### WHAT TO WORK ON:
Where a line holds "JSON", copy it.

[Start of MATERIAL TO PROCESS]

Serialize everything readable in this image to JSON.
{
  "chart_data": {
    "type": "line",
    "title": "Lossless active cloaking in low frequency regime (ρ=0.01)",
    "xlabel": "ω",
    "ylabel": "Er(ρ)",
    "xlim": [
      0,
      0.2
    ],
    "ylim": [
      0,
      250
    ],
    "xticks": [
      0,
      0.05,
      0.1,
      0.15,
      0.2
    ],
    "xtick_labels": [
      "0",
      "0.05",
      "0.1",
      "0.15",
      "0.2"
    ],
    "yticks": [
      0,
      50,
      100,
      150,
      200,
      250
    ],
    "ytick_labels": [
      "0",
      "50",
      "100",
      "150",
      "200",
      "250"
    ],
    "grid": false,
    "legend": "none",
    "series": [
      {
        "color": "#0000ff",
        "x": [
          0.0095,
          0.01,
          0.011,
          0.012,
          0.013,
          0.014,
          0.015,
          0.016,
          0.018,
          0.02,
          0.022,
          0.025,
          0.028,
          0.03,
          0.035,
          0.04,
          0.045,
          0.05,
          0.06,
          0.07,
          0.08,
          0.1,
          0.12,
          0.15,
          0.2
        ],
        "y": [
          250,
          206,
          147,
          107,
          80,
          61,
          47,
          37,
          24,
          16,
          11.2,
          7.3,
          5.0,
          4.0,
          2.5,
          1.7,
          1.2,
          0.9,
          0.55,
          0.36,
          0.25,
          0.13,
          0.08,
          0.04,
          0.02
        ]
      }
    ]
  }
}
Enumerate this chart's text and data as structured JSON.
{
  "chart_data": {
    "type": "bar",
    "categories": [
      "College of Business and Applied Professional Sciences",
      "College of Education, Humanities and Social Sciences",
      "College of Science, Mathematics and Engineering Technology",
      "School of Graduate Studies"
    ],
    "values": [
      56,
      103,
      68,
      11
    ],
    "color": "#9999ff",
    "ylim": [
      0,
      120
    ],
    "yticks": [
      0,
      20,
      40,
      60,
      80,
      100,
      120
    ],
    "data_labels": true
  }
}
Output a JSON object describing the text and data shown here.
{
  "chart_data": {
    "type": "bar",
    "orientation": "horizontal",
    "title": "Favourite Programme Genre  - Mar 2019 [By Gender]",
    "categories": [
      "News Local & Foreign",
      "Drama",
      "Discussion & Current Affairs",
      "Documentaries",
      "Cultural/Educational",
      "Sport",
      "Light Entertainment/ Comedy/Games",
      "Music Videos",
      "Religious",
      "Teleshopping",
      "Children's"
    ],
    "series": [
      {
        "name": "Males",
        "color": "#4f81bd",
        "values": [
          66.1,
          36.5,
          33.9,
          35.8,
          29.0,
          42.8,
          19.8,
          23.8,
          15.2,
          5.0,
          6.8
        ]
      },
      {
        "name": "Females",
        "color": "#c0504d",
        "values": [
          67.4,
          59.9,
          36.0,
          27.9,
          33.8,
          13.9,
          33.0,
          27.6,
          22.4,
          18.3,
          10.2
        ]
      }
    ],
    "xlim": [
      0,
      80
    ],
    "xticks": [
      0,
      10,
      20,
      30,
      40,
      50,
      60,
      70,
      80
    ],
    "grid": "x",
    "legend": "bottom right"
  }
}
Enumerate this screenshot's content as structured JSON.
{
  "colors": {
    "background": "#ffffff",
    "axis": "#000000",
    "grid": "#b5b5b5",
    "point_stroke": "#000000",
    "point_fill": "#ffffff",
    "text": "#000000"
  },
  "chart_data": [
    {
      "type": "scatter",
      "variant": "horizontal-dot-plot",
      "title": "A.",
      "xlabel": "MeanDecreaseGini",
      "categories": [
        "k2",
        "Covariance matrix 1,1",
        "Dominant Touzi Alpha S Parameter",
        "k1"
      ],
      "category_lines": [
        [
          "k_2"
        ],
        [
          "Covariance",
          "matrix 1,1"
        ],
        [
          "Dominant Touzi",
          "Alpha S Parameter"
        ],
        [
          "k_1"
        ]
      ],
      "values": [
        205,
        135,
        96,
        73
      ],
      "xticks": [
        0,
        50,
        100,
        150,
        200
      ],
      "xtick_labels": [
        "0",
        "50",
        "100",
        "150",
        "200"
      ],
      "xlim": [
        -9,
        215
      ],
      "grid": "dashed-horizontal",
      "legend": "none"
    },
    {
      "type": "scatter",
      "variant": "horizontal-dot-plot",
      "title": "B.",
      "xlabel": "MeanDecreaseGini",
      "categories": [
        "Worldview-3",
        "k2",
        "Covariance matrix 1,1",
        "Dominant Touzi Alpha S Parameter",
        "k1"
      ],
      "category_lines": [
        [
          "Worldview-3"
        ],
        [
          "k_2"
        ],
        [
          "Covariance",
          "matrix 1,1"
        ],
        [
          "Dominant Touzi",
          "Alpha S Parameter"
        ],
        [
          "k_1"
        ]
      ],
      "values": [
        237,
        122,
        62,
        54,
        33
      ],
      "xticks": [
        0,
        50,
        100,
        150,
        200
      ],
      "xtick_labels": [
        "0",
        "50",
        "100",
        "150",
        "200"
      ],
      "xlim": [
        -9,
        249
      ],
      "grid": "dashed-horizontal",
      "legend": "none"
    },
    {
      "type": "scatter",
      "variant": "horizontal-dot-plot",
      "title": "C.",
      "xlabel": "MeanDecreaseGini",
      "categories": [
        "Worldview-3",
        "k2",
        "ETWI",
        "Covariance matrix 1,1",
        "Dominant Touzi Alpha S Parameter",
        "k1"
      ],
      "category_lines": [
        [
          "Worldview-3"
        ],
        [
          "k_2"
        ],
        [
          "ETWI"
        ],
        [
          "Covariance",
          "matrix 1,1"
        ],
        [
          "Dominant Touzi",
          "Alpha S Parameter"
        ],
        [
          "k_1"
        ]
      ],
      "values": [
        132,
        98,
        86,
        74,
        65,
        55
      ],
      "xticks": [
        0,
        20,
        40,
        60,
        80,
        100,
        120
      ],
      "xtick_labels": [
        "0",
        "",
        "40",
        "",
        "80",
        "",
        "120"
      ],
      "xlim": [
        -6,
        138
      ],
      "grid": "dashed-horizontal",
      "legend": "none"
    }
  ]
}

[End of MATERIAL TO PROCESS]

### OUTPUT:
Serialize everything readable in this image to JSON.
Enumerate this chart's text and data as structured JSON.
Output a JSON object describing the text and data shown here.
Enumerate this screenshot's content as structured JSON.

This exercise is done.